= Information provided =

----

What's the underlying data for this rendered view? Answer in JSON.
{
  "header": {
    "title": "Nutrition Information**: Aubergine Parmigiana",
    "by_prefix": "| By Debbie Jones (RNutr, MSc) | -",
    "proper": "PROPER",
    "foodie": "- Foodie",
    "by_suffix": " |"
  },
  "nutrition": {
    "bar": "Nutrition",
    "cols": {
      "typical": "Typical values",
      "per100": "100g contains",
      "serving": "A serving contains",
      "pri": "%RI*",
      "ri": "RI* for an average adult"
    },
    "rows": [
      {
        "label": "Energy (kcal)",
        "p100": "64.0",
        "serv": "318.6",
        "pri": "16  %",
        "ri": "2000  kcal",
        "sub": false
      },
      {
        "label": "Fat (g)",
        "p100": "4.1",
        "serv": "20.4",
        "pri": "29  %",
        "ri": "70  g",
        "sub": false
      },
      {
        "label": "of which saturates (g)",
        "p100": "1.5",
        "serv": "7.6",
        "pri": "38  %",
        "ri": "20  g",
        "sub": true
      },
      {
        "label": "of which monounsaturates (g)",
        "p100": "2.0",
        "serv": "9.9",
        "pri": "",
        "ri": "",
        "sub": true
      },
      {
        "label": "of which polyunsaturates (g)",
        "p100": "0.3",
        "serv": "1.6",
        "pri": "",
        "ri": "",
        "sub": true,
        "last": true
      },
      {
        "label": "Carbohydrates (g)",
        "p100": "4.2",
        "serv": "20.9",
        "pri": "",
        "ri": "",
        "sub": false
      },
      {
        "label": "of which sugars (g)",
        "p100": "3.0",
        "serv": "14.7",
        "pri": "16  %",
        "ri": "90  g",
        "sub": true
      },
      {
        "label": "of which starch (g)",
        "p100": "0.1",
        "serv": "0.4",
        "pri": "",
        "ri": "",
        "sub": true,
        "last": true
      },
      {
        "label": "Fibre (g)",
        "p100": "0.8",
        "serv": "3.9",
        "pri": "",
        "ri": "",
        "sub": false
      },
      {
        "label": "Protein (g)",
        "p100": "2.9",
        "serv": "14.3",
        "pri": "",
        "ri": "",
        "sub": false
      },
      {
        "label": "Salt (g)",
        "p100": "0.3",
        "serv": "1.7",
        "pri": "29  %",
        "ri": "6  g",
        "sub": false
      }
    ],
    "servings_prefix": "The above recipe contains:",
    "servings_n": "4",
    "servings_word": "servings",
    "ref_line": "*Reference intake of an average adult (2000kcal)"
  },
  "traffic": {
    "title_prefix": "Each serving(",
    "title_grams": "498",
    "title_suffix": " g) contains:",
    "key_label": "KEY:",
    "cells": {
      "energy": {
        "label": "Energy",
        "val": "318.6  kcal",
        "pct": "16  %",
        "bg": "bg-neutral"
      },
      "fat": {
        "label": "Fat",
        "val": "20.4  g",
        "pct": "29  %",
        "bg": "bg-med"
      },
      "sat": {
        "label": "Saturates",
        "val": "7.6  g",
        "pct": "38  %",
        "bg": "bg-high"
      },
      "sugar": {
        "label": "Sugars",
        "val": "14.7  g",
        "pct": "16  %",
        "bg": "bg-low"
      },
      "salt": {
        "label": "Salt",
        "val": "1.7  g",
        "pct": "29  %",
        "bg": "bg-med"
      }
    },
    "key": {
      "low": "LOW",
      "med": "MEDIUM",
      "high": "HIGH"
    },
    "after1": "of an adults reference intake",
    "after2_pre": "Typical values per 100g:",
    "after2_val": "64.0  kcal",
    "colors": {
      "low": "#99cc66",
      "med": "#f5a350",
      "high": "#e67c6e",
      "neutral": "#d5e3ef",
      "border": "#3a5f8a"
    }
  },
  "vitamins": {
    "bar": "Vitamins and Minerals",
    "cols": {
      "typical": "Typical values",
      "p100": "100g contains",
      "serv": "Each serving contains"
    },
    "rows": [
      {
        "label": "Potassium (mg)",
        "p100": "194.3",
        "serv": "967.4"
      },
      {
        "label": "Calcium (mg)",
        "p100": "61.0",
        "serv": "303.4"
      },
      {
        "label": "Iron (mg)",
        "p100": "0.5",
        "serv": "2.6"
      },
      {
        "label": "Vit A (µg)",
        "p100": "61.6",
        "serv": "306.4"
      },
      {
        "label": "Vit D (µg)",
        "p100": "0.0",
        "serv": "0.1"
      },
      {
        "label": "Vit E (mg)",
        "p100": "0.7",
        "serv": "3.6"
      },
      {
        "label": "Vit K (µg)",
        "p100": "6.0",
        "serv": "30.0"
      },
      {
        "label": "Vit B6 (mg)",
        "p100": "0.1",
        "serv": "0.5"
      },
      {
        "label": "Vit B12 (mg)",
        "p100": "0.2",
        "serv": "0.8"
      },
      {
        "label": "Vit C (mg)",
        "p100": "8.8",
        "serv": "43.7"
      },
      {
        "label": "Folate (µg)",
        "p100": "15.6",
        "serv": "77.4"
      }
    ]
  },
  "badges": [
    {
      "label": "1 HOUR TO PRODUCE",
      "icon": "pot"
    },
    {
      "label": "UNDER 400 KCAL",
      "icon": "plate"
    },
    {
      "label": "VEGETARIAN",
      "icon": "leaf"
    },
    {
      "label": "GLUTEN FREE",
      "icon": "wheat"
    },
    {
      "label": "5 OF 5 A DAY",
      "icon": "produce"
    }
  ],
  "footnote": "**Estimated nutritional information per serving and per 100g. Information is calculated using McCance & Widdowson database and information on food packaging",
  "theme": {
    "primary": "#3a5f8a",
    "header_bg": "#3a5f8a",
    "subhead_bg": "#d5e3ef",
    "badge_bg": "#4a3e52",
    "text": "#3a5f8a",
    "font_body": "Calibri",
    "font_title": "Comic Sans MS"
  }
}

----

= Your assignment =
Could you copy every record above exactly as it stands?

= Finished task =
What's the underlying data for this rendered view? Answer in JSON.
{
  "header": {
    "title": "Nutrition Information**: Aubergine Parmigiana",
    "by_prefix": "| By Debbie Jones (RNutr, MSc) | -",
    "proper": "PROPER",
    "foodie": "- Foodie",
    "by_suffix": " |"
  },
  "nutrition": {
    "bar": "Nutrition",
    "cols": {
      "typical": "Typical values",
      "per100": "100g contains",
      "serving": "A serving contains",
      "pri": "%RI*",
      "ri": "RI* for an average adult"
    },
    "rows": [
      {
        "label": "Energy (kcal)",
        "p100": "64.0",
        "serv": "318.6",
        "pri": "16  %",
        "ri": "2000  kcal",
        "sub": false
      },
      {
        "label": "Fat (g)",
        "p100": "4.1",
        "serv": "20.4",
        "pri": "29  %",
        "ri": "70  g",
        "sub": false
      },
      {
        "label": "of which saturates (g)",
        "p100": "1.5",
        "serv": "7.6",
        "pri": "38  %",
        "ri": "20  g",
        "sub": true
      },
      {
        "label": "of which monounsaturates (g)",
        "p100": "2.0",
        "serv": "9.9",
        "pri": "",
        "ri": "",
        "sub": true
      },
      {
        "label": "of which polyunsaturates (g)",
        "p100": "0.3",
        "serv": "1.6",
        "pri": "",
        "ri": "",
        "sub": true,
        "last": true
      },
      {
        "label": "Carbohydrates (g)",
        "p100": "4.2",
        "serv": "20.9",
        "pri": "",
        "ri": "",
        "sub": false
      },
      {
        "label": "of which sugars (g)",
        "p100": "3.0",
        "serv": "14.7",
        "pri": "16  %",
        "ri": "90  g",
        "sub": true
      },
      {
        "label": "of which starch (g)",
        "p100": "0.1",
        "serv": "0.4",
        "pri": "",
        "ri": "",
        "sub": true,
        "last": true
      },
      {
        "label": "Fibre (g)",
        "p100": "0.8",
        "serv": "3.9",
        "pri": "",
        "ri": "",
        "sub": false
      },
      {
        "label": "Protein (g)",
        "p100": "2.9",
        "serv": "14.3",
        "pri": "",
        "ri": "",
        "sub": false
      },
      {
        "label": "Salt (g)",
        "p100": "0.3",
        "serv": "1.7",
        "pri": "29  %",
        "ri": "6  g",
        "sub": false
      }
    ],
    "servings_prefix": "The above recipe contains:",
    "servings_n": "4",
    "servings_word": "servings",
    "ref_line": "*Reference intake of an average adult (2000kcal)"
  },
  "traffic": {
    "title_prefix": "Each serving(",
    "title_grams": "498",
    "title_suffix": " g) contains:",
    "key_label": "KEY:",
    "cells": {
      "energy": {
        "label": "Energy",
        "val": "318.6  kcal",
        "pct": "16  %",
        "bg": "bg-neutral"
      },
      "fat": {
        "label": "Fat",
        "val": "20.4  g",
        "pct": "29  %",
        "bg": "bg-med"
      },
      "sat": {
        "label": "Saturates",
        "val": "7.6  g",
        "pct": "38  %",
        "bg": "bg-high"
      },
      "sugar": {
        "label": "Sugars",
        "val": "14.7  g",
        "pct": "16  %",
        "bg": "bg-low"
      },
      "salt": {
        "label": "Salt",
        "val": "1.7  g",
        "pct": "29  %",
        "bg": "bg-med"
      }
    },
    "key": {
      "low": "LOW",
      "med": "MEDIUM",
      "high": "HIGH"
    },
    "after1": "of an adults reference intake",
    "after2_pre": "Typical values per 100g:",
    "after2_val": "64.0  kcal",
    "colors": {
      "low": "#99cc66",
      "med": "#f5a350",
      "high": "#e67c6e",
      "neutral": "#d5e3ef",
      "border": "#3a5f8a"
    }
  },
  "vitamins": {
    "bar": "Vitamins and Minerals",
    "cols": {
      "typical": "Typical values",
      "p100": "100g contains",
      "serv": "Each serving contains"
    },
    "rows": [
      {
        "label": "Potassium (mg)",
        "p100": "194.3",
        "serv": "967.4"
      },
      {
        "label": "Calcium (mg)",
        "p100": "61.0",
        "serv": "303.4"
      },
      {
        "label": "Iron (mg)",
        "p100": "0.5",
        "serv": "2.6"
      },
      {
        "label": "Vit A (µg)",
        "p100": "61.6",
        "serv": "306.4"
      },
      {
        "label": "Vit D (µg)",
        "p100": "0.0",
        "serv": "0.1"
      },
      {
        "label": "Vit E (mg)",
        "p100": "0.7",
        "serv": "3.6"
      },
      {
        "label": "Vit K (µg)",
        "p100": "6.0",
        "serv": "30.0"
      },
      {
        "label": "Vit B6 (mg)",
        "p100": "0.1",
        "serv": "0.5"
      },
      {
        "label": "Vit B12 (mg)",
        "p100": "0.2",
        "serv": "0.8"
      },
      {
        "label": "Vit C (mg)",
        "p100": "8.8",
        "serv": "43.7"
      },
      {
        "label": "Folate (µg)",
        "p100": "15.6",
        "serv": "77.4"
      }
    ]
  },
  "badges": [
    {
      "label": "1 HOUR TO PRODUCE",
      "icon": "pot"
    },
    {
      "label": "UNDER 400 KCAL",
      "icon": "plate"
    },
    {
      "label": "VEGETARIAN",
      "icon": "leaf"
    },
    {
      "label": "GLUTEN FREE",
      "icon": "wheat"
    },
    {
      "label": "5 OF 5 A DAY",
      "icon": "produce"
    }
  ],
  "footnote": "**Estimated nutritional information per serving and per 100g. Information is calculated using McCance & Widdowson database and information on food packaging",
  "theme": {
    "primary": "#3a5f8a",
    "header_bg": "#3a5f8a",
    "subhead_bg": "#d5e3ef",
    "badge_bg": "#4a3e52",
    "text": "#3a5f8a",
    "font_body": "Calibri",
    "font_title": "Comic Sans MS"
  }
}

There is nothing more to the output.